GOAL:
Copy out each line in the material below that has the word "талии".

(Data excerpts)

++++

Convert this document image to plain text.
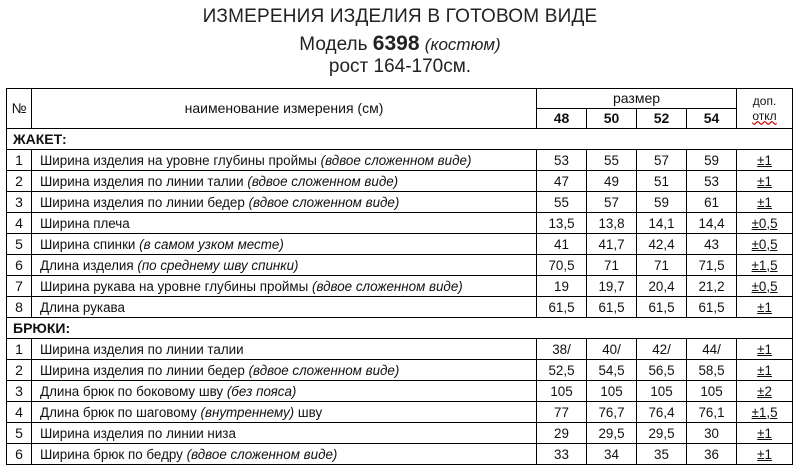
ИЗМЕРЕНИЯ ИЗДЕЛИЯ В ГОТОВОМ ВИДЕ
Модель 6398 (костюм)
рост 164-170см.
№	наименование измерения (см)	размер				доп.
откл

		48	50	52	54	
ЖАКЕТ:						
1	Ширина изделия на уровне глубины проймы (вдвое сложенном виде)	53	55	57	59	±1
2	Ширина изделия по линии талии (вдвое сложенном виде)	47	49	51	53	±1
3	Ширина изделия по линии бедер (вдвое сложенном виде)	55	57	59	61	±1
4	Ширина плеча	13,5	13,8	14,1	14,4	±0,5
5	Ширина спинки (в самом узком месте)	41	41,7	42,4	43	±0,5
6	Длина изделия (по среднему шву спинки)	70,5	71	71	71,5	±1,5
7	Ширина рукава на уровне глубины проймы (вдвое сложенном виде)	19	19,7	20,4	21,2	±0,5
8	Длина рукава	61,5	61,5	61,5	61,5	±1
БРЮКИ:						
1	Ширина изделия по линии талии	38/	40/	42/	44/	±1
2	Ширина изделия по линии бедер (вдвое сложенном виде)	52,5	54,5	56,5	58,5	±1
3	Длина брюк по боковому шву (без пояса)	105	105	105	105	±2
4	Длина брюк по шаговому (внутреннему) шву	77	76,7	76,4	76,1	±1,5
5	Ширина изделия по линии низа	29	29,5	29,5	30	±1
6	Ширина брюк по бедру (вдвое сложенном виде)	33	34	35	36	±1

++++

FULL SOLUTION:
2	Ширина изделия по линии талии (вдвое сложенном виде)	47	49	51	53	±1
1	Ширина изделия по линии талии	38/	40/	42/	44/	±1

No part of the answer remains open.